## REQUIREMENT
Your task is to quote the material that follows, in full and exactly.

## RECORDED INFORMATION
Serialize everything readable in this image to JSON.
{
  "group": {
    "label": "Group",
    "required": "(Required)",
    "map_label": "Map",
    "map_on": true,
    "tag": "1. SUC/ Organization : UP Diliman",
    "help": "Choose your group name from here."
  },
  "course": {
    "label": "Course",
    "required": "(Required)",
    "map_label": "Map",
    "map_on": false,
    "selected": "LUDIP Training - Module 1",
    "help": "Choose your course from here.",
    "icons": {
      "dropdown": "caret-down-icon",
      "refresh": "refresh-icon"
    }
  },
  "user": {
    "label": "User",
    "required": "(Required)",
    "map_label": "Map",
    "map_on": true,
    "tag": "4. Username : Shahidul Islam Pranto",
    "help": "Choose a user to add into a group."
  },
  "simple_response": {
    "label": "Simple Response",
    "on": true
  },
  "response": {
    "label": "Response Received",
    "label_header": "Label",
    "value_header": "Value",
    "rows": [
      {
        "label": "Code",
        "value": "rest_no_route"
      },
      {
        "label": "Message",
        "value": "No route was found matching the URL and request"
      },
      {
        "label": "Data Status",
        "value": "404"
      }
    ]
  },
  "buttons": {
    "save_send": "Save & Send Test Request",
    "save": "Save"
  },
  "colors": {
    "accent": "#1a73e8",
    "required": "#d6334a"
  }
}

## WORKED SOLUTION
Serialize everything readable in this image to JSON.
{
  "group": {
    "label": "Group",
    "required": "(Required)",
    "map_label": "Map",
    "map_on": true,
    "tag": "1. SUC/ Organization : UP Diliman",
    "help": "Choose your group name from here."
  },
  "course": {
    "label": "Course",
    "required": "(Required)",
    "map_label": "Map",
    "map_on": false,
    "selected": "LUDIP Training - Module 1",
    "help": "Choose your course from here.",
    "icons": {
      "dropdown": "caret-down-icon",
      "refresh": "refresh-icon"
    }
  },
  "user": {
    "label": "User",
    "required": "(Required)",
    "map_label": "Map",
    "map_on": true,
    "tag": "4. Username : Shahidul Islam Pranto",
    "help": "Choose a user to add into a group."
  },
  "simple_response": {
    "label": "Simple Response",
    "on": true
  },
  "response": {
    "label": "Response Received",
    "label_header": "Label",
    "value_header": "Value",
    "rows": [
      {
        "label": "Code",
        "value": "rest_no_route"
      },
      {
        "label": "Message",
        "value": "No route was found matching the URL and request"
      },
      {
        "label": "Data Status",
        "value": "404"
      }
    ]
  },
  "buttons": {
    "save_send": "Save & Send Test Request",
    "save": "Save"
  },
  "colors": {
    "accent": "#1a73e8",
    "required": "#d6334a"
  }
}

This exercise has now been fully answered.